**Task prompt:** Return the material below in full and exactly.

**Data provided:**
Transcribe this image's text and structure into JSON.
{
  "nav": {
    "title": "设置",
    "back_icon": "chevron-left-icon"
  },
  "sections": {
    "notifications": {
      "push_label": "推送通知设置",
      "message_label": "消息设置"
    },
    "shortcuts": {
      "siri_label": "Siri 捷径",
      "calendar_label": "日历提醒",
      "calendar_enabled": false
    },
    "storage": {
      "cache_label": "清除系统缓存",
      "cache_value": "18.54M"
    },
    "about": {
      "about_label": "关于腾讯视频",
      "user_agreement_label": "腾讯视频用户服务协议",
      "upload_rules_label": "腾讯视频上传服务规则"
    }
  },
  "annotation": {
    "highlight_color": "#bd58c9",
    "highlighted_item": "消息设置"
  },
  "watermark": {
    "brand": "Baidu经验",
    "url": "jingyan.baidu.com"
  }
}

**Solution to this task:**
Transcribe this image's text and structure into JSON.
{
  "nav": {
    "title": "设置",
    "back_icon": "chevron-left-icon"
  },
  "sections": {
    "notifications": {
      "push_label": "推送通知设置",
      "message_label": "消息设置"
    },
    "shortcuts": {
      "siri_label": "Siri 捷径",
      "calendar_label": "日历提醒",
      "calendar_enabled": false
    },
    "storage": {
      "cache_label": "清除系统缓存",
      "cache_value": "18.54M"
    },
    "about": {
      "about_label": "关于腾讯视频",
      "user_agreement_label": "腾讯视频用户服务协议",
      "upload_rules_label": "腾讯视频上传服务规则"
    }
  },
  "annotation": {
    "highlight_color": "#bd58c9",
    "highlighted_item": "消息设置"
  },
  "watermark": {
    "brand": "Baidu经验",
    "url": "jingyan.baidu.com"
  }
}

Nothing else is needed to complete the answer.